■ **Exercise description**
From the entries below, report how many lines contain the string "логарифмическом". Give only that number.

Stored items
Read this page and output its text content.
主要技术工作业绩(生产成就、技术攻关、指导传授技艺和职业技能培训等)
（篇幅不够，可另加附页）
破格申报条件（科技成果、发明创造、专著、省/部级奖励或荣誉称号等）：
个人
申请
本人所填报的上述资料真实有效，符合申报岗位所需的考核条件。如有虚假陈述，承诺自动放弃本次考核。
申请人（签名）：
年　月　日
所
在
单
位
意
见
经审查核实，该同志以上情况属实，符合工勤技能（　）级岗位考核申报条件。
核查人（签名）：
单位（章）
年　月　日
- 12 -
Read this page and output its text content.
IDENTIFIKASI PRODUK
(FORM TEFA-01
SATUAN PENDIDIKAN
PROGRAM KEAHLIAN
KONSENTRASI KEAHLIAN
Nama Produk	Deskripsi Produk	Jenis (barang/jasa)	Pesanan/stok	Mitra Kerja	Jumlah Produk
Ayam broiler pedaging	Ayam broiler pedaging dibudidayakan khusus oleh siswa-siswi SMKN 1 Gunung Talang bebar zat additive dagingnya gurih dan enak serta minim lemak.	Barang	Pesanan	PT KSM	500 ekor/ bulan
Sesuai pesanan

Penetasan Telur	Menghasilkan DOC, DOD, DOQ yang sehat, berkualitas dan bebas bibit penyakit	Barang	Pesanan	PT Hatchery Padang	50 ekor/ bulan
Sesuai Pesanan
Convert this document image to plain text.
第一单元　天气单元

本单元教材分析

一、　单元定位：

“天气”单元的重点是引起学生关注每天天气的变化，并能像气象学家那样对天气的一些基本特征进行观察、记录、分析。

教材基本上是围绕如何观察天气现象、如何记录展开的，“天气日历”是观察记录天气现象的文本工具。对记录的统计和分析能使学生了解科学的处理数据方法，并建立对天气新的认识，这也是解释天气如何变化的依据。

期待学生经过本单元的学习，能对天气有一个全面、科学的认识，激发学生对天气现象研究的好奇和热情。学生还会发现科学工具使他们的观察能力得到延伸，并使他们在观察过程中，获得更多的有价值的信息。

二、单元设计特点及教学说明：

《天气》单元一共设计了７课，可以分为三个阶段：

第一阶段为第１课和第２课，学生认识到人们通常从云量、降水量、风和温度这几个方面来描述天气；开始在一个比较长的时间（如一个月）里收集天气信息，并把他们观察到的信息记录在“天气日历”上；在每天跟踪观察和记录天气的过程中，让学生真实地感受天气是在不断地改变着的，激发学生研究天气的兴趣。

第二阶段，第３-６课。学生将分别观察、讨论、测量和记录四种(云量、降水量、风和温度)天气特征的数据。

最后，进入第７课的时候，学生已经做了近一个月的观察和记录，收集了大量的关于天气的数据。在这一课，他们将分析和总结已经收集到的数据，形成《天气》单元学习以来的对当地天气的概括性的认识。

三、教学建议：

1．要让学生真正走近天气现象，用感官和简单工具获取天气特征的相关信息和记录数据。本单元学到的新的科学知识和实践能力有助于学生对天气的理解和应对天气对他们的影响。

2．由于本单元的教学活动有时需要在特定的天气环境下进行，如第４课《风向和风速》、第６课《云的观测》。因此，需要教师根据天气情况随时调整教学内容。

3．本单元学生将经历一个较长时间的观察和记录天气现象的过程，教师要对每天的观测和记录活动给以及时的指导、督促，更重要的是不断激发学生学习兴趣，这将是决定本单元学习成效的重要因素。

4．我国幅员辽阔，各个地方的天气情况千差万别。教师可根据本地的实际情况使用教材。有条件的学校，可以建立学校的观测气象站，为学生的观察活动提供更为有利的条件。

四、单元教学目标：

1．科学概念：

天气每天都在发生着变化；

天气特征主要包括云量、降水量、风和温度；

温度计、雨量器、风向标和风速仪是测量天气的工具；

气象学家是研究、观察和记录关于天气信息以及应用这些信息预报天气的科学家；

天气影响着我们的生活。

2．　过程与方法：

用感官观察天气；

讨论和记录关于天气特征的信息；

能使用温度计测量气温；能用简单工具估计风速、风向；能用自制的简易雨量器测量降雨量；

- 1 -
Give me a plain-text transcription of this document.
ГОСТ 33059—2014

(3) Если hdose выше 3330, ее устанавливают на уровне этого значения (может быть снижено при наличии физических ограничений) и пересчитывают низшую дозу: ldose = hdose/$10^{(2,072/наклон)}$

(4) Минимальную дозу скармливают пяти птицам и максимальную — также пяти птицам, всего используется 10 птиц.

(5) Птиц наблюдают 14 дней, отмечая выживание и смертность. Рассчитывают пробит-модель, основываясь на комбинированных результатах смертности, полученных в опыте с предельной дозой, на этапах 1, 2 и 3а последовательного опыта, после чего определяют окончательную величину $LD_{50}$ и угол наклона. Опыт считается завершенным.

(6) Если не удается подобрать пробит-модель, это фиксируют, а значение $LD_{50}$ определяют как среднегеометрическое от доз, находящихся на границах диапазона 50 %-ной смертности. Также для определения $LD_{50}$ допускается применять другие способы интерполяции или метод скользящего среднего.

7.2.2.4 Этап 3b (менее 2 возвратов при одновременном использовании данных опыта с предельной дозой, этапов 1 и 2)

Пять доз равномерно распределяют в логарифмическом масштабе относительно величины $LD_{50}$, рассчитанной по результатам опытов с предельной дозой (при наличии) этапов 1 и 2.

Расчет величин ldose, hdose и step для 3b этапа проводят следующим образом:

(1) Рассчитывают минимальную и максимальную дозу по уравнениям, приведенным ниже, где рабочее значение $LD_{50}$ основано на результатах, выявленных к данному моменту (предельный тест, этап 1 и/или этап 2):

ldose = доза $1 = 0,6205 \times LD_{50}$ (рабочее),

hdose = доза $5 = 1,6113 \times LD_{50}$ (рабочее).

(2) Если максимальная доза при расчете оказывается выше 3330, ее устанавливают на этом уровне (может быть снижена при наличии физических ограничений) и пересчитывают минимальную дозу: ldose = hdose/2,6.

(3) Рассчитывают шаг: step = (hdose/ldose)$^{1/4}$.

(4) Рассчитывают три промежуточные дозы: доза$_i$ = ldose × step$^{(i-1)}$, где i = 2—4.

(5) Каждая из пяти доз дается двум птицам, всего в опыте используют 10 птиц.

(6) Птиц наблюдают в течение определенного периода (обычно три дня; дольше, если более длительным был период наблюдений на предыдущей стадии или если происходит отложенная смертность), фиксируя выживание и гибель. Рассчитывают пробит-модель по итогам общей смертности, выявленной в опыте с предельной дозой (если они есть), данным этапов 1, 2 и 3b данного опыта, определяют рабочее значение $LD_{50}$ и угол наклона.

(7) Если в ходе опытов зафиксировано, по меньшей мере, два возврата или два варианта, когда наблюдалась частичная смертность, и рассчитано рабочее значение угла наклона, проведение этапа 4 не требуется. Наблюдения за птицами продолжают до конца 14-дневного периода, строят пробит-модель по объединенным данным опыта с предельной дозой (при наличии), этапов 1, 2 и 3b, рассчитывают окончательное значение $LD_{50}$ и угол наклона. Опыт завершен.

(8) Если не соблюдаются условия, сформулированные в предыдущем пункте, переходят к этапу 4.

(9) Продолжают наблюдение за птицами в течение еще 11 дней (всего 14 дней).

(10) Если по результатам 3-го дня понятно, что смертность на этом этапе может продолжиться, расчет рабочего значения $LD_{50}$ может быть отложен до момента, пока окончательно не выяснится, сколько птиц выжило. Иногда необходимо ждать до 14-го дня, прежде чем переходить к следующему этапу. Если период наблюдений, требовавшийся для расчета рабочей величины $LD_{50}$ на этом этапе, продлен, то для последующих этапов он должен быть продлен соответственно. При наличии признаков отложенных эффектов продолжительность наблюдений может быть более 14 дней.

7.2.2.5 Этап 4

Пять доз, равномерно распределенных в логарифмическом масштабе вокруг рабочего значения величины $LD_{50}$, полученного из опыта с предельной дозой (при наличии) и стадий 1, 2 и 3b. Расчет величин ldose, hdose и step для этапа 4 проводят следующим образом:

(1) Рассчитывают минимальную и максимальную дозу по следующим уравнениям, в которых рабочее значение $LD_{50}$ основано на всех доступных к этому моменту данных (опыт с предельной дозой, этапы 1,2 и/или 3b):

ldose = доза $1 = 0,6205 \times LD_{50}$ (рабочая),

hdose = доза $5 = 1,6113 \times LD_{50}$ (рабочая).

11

■ **The completed task**
2